◆ Task statement ◆
Every line must be returned precisely as it is written.

(Data listing)
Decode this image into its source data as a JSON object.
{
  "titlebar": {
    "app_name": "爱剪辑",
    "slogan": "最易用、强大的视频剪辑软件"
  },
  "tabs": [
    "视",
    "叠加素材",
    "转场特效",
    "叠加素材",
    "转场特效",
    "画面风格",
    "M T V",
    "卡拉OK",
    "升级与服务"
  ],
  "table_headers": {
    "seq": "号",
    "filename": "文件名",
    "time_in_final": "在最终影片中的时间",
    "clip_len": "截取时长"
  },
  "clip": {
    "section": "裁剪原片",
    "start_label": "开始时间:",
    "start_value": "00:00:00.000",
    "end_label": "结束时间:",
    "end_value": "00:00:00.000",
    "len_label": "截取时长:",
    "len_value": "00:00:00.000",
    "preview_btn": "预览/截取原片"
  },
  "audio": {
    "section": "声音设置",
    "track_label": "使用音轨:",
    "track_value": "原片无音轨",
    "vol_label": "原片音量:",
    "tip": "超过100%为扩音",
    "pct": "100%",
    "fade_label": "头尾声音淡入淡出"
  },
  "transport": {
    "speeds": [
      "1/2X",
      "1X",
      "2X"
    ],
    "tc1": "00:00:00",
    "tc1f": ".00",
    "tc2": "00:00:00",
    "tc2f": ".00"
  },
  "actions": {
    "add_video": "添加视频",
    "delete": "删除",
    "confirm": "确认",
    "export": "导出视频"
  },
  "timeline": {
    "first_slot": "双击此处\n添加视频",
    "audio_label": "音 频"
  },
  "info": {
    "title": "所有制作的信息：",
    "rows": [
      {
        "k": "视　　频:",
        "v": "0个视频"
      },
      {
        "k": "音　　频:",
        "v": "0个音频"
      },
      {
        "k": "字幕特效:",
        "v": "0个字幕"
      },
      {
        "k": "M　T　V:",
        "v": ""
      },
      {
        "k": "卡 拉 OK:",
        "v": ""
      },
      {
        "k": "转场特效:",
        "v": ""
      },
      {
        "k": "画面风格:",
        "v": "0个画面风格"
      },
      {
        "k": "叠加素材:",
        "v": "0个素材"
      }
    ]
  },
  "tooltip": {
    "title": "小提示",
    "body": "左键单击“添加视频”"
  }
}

◆ Correct result ◆
Decode this image into its source data as a JSON object.
{
  "titlebar": {
    "app_name": "爱剪辑",
    "slogan": "最易用、强大的视频剪辑软件"
  },
  "tabs": [
    "视",
    "叠加素材",
    "转场特效",
    "叠加素材",
    "转场特效",
    "画面风格",
    "M T V",
    "卡拉OK",
    "升级与服务"
  ],
  "table_headers": {
    "seq": "号",
    "filename": "文件名",
    "time_in_final": "在最终影片中的时间",
    "clip_len": "截取时长"
  },
  "clip": {
    "section": "裁剪原片",
    "start_label": "开始时间:",
    "start_value": "00:00:00.000",
    "end_label": "结束时间:",
    "end_value": "00:00:00.000",
    "len_label": "截取时长:",
    "len_value": "00:00:00.000",
    "preview_btn": "预览/截取原片"
  },
  "audio": {
    "section": "声音设置",
    "track_label": "使用音轨:",
    "track_value": "原片无音轨",
    "vol_label": "原片音量:",
    "tip": "超过100%为扩音",
    "pct": "100%",
    "fade_label": "头尾声音淡入淡出"
  },
  "transport": {
    "speeds": [
      "1/2X",
      "1X",
      "2X"
    ],
    "tc1": "00:00:00",
    "tc1f": ".00",
    "tc2": "00:00:00",
    "tc2f": ".00"
  },
  "actions": {
    "add_video": "添加视频",
    "delete": "删除",
    "confirm": "确认",
    "export": "导出视频"
  },
  "timeline": {
    "first_slot": "双击此处\n添加视频",
    "audio_label": "音 频"
  },
  "info": {
    "title": "所有制作的信息：",
    "rows": [
      {
        "k": "视　　频:",
        "v": "0个视频"
      },
      {
        "k": "音　　频:",
        "v": "0个音频"
      },
      {
        "k": "字幕特效:",
        "v": "0个字幕"
      },
      {
        "k": "M　T　V:",
        "v": ""
      },
      {
        "k": "卡 拉 OK:",
        "v": ""
      },
      {
        "k": "转场特效:",
        "v": ""
      },
      {
        "k": "画面风格:",
        "v": "0个画面风格"
      },
      {
        "k": "叠加素材:",
        "v": "0个素材"
      }
    ]
  },
  "tooltip": {
    "title": "小提示",
    "body": "左键单击“添加视频”"
  }
}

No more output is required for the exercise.